# OBJECTIVE:
Each line that includes the string "国网阳泉市平坦供电分公司" counts once; give the total and nothing else.
━━━━━━━━━━━━━━━━
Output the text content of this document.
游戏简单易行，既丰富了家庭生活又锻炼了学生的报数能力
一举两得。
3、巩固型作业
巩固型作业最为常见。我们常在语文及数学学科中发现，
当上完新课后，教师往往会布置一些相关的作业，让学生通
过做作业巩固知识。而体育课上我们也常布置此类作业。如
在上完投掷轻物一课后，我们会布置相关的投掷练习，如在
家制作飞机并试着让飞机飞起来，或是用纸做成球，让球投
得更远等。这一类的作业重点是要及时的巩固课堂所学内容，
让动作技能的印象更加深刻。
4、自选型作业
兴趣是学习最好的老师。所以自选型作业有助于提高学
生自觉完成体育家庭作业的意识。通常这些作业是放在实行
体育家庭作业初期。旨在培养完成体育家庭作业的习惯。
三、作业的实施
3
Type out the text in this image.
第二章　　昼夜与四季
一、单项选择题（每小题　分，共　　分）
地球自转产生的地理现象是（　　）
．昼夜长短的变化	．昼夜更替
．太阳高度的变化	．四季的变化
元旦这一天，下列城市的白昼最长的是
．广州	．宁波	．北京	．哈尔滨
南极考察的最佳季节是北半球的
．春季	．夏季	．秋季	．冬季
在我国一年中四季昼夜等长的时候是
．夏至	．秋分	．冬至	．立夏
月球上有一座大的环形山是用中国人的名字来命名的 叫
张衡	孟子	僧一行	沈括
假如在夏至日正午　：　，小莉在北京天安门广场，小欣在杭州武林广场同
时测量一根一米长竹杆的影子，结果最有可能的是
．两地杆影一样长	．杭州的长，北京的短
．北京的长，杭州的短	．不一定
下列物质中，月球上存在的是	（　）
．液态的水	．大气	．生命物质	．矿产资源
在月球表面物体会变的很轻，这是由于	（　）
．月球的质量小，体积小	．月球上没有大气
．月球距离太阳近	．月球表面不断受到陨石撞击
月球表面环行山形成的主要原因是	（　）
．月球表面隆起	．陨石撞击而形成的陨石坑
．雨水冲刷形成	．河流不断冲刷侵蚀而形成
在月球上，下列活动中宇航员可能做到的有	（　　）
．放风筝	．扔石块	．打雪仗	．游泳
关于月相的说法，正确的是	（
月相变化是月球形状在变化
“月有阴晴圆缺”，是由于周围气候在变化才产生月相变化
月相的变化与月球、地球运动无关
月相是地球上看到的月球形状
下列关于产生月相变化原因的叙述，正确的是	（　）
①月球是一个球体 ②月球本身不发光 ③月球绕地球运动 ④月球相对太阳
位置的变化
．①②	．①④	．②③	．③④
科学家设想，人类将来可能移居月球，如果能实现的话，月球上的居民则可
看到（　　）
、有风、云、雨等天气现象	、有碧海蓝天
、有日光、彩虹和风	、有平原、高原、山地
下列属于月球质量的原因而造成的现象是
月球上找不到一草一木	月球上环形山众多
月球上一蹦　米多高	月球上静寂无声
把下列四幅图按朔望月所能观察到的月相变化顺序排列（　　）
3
━━━━━━━━━━━━━━━━
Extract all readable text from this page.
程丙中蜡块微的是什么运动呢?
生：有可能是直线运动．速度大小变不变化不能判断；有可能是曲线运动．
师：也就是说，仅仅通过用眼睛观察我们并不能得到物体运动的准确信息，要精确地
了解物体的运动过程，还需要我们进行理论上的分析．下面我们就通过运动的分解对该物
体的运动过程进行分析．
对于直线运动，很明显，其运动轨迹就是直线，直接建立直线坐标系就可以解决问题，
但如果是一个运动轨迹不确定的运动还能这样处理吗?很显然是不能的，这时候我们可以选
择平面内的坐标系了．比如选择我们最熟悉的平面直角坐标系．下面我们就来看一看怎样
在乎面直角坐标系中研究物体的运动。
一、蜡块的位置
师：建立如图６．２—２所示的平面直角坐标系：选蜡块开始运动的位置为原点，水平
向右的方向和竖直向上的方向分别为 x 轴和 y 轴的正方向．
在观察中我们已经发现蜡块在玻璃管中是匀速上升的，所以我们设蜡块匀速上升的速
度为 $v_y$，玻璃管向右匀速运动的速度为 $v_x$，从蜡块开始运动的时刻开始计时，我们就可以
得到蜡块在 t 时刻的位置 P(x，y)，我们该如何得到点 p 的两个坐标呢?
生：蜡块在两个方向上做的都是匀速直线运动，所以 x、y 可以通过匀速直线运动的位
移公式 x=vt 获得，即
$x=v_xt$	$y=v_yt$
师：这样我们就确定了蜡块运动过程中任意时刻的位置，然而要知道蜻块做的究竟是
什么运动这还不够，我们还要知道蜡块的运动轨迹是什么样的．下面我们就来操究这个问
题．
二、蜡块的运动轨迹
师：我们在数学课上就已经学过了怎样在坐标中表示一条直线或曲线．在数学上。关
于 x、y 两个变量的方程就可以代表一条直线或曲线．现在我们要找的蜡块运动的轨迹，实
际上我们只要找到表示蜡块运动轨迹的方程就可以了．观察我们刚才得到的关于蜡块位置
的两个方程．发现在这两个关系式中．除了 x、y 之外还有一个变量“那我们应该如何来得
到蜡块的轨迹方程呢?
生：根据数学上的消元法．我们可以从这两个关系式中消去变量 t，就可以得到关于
━━━━━━━━━━━━━━━━
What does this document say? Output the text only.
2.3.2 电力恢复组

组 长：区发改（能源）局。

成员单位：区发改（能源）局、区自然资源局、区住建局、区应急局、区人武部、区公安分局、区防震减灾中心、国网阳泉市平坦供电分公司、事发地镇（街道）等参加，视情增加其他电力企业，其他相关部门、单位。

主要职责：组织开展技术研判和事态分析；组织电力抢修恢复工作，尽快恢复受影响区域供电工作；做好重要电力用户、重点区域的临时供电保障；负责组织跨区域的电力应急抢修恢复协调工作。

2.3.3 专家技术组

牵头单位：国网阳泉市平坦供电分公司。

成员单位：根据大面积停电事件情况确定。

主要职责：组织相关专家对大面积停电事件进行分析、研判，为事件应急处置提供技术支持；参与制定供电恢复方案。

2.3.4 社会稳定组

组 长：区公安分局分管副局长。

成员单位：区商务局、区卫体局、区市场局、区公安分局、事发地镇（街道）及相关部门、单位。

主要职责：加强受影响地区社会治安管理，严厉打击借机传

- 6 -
━━━━━━━━━━━━━━━━
# TASK SOLUTION:
2